## EXERCISE MATERIALS
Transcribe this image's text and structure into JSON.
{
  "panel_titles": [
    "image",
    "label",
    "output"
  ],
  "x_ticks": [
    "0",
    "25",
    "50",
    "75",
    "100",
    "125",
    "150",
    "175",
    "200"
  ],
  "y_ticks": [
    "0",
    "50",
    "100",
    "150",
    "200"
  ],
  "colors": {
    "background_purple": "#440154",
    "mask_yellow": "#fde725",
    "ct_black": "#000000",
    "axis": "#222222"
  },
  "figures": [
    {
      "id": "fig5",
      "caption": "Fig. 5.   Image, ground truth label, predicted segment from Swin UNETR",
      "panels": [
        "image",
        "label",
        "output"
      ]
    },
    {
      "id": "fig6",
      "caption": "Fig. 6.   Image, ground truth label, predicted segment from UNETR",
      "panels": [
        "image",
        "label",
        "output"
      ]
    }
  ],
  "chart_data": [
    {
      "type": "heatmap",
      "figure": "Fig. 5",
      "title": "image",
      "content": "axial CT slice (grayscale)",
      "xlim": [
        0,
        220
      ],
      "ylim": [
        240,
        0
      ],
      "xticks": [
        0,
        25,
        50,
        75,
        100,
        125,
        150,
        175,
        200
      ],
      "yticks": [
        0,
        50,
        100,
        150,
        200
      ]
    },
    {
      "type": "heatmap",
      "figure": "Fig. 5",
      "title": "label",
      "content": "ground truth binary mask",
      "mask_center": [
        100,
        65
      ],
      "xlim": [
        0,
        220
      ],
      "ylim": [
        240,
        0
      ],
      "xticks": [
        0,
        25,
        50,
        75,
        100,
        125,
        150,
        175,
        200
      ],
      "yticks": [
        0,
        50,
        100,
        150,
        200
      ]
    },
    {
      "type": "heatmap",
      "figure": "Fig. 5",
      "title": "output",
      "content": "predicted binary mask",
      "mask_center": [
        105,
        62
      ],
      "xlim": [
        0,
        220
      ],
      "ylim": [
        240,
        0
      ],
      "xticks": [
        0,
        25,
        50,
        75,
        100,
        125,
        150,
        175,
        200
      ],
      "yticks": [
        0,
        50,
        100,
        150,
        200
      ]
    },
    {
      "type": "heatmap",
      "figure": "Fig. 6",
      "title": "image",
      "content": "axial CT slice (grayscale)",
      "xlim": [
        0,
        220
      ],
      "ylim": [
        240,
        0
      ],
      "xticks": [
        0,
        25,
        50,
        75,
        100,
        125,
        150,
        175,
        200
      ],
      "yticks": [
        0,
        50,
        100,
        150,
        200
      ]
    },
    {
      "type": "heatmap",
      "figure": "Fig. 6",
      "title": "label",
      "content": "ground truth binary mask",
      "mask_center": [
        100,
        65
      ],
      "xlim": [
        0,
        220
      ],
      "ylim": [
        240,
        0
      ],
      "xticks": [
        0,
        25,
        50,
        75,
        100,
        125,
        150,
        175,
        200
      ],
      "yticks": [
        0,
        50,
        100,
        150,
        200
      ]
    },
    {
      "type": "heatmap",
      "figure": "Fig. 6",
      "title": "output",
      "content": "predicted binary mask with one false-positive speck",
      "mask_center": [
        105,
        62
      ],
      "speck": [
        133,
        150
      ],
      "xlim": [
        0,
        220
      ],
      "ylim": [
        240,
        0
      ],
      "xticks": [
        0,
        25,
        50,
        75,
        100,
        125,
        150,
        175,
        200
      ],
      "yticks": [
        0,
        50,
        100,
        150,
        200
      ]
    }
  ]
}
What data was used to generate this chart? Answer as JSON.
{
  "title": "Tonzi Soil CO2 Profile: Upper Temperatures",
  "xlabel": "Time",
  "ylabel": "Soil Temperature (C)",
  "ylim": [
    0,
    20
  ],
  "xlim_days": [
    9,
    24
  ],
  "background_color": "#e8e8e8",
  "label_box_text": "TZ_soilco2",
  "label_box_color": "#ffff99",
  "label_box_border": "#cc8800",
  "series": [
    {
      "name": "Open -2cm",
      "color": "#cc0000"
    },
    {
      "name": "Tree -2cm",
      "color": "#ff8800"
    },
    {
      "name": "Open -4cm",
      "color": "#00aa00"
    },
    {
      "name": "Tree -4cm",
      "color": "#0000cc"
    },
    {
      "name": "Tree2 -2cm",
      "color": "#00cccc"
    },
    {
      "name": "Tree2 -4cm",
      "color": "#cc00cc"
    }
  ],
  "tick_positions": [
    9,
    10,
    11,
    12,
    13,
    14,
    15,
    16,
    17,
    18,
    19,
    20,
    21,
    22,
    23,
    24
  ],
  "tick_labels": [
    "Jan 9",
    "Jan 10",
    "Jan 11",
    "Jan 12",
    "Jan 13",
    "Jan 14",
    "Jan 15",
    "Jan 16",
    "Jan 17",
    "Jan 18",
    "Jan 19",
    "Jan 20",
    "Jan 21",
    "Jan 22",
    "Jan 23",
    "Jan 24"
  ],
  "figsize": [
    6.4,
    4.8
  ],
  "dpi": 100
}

## INSTRUCTION
Wherever a line in the data above holds "caption", copy that line.

## SOLUTION TO THE PROBLEM
      "caption": "Fig. 5.   Image, ground truth label, predicted segment from Swin UNETR",
      "caption": "Fig. 6.   Image, ground truth label, predicted segment from UNETR",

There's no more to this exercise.